__Work to do__:
Copy the records below exactly, omitting any pictures they contain.

__Supplied records__:
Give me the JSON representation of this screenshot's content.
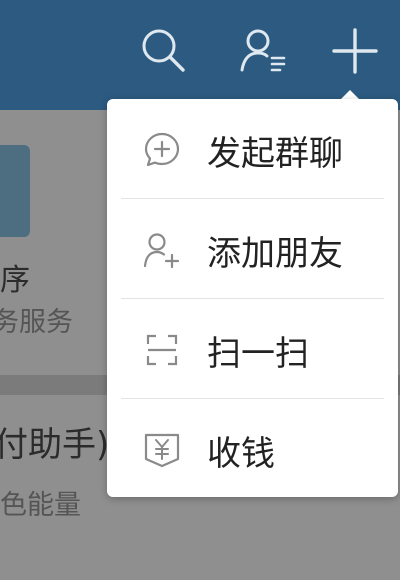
{
  "topbar": {
    "icons": [
      "search-icon",
      "contacts-icon",
      "add-icon"
    ],
    "color": "#2c5a80"
  },
  "background": {
    "mini_program_label": "序",
    "mini_program_sub": "务服务",
    "helper_label": "付助手)",
    "helper_sub": "色能量"
  },
  "menu": {
    "items": [
      {
        "label": "发起群聊",
        "icon": "chat-plus-icon"
      },
      {
        "label": "添加朋友",
        "icon": "add-friend-icon"
      },
      {
        "label": "扫一扫",
        "icon": "scan-icon"
      },
      {
        "label": "收钱",
        "icon": "receive-money-icon"
      }
    ]
  }
}
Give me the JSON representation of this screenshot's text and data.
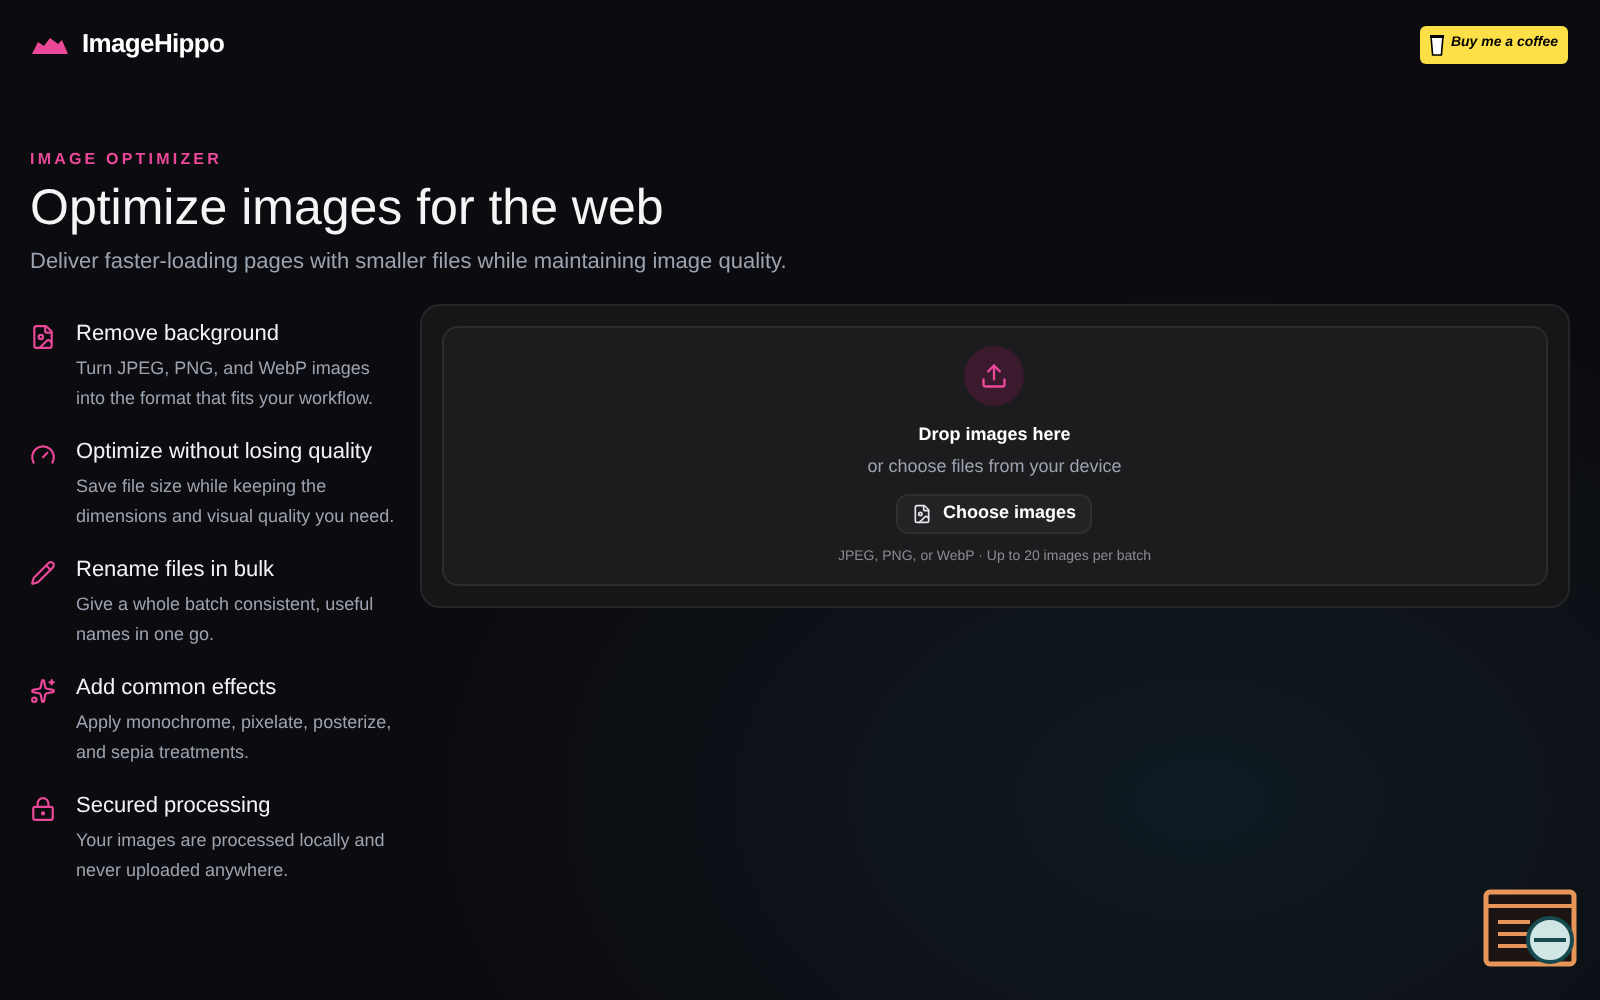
{
  "header": {
    "brand": "ImageHippo",
    "coffee_button": "Buy me a coffee"
  },
  "hero": {
    "eyebrow": "IMAGE OPTIMIZER",
    "title": "Optimize images for the web",
    "subtitle": "Deliver faster-loading pages with smaller files while maintaining image quality."
  },
  "features": [
    {
      "kind": "image",
      "title": "Remove background",
      "description": "Turn JPEG, PNG, and WebP images into the format that fits your workflow."
    },
    {
      "kind": "gauge",
      "title": "Optimize without losing quality",
      "description": "Save file size while keeping the dimensions and visual quality you need."
    },
    {
      "kind": "pencil",
      "title": "Rename files in bulk",
      "description": "Give a whole batch consistent, useful names in one go."
    },
    {
      "kind": "sparkles",
      "title": "Add common effects",
      "description": "Apply monochrome, pixelate, posterize, and sepia treatments."
    },
    {
      "kind": "lock",
      "title": "Secured processing",
      "description": "Your images are processed locally and never uploaded anywhere."
    }
  ],
  "dropzone": {
    "title": "Drop images here",
    "subtitle": "or choose files from your device",
    "button": "Choose images",
    "hint": "JPEG, PNG, or WebP · Up to 20 images per batch"
  }
}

__Task result__:
Give me the JSON representation of this screenshot's content.
{
  "topbar": {
    "icons": [
      "search-icon",
      "contacts-icon",
      "add-icon"
    ],
    "color": "#2c5a80"
  },
  "background": {
    "mini_program_label": "序",
    "mini_program_sub": "务服务",
    "helper_label": "付助手)",
    "helper_sub": "色能量"
  },
  "menu": {
    "items": [
      {
        "label": "发起群聊",
        "icon": "chat-plus-icon"
      },
      {
        "label": "添加朋友",
        "icon": "add-friend-icon"
      },
      {
        "label": "扫一扫",
        "icon": "scan-icon"
      },
      {
        "label": "收钱",
        "icon": "receive-money-icon"
      }
    ]
  }
}
Give me the JSON representation of this screenshot's text and data.
{
  "header": {
    "brand": "ImageHippo",
    "coffee_button": "Buy me a coffee"
  },
  "hero": {
    "eyebrow": "IMAGE OPTIMIZER",
    "title": "Optimize images for the web",
    "subtitle": "Deliver faster-loading pages with smaller files while maintaining image quality."
  },
  "features": [
    {
      "kind": "image",
      "title": "Remove background",
      "description": "Turn JPEG, PNG, and WebP images into the format that fits your workflow."
    },
    {
      "kind": "gauge",
      "title": "Optimize without losing quality",
      "description": "Save file size while keeping the dimensions and visual quality you need."
    },
    {
      "kind": "pencil",
      "title": "Rename files in bulk",
      "description": "Give a whole batch consistent, useful names in one go."
    },
    {
      "kind": "sparkles",
      "title": "Add common effects",
      "description": "Apply monochrome, pixelate, posterize, and sepia treatments."
    },
    {
      "kind": "lock",
      "title": "Secured processing",
      "description": "Your images are processed locally and never uploaded anywhere."
    }
  ],
  "dropzone": {
    "title": "Drop images here",
    "subtitle": "or choose files from your device",
    "button": "Choose images",
    "hint": "JPEG, PNG, or WebP · Up to 20 images per batch"
  }
}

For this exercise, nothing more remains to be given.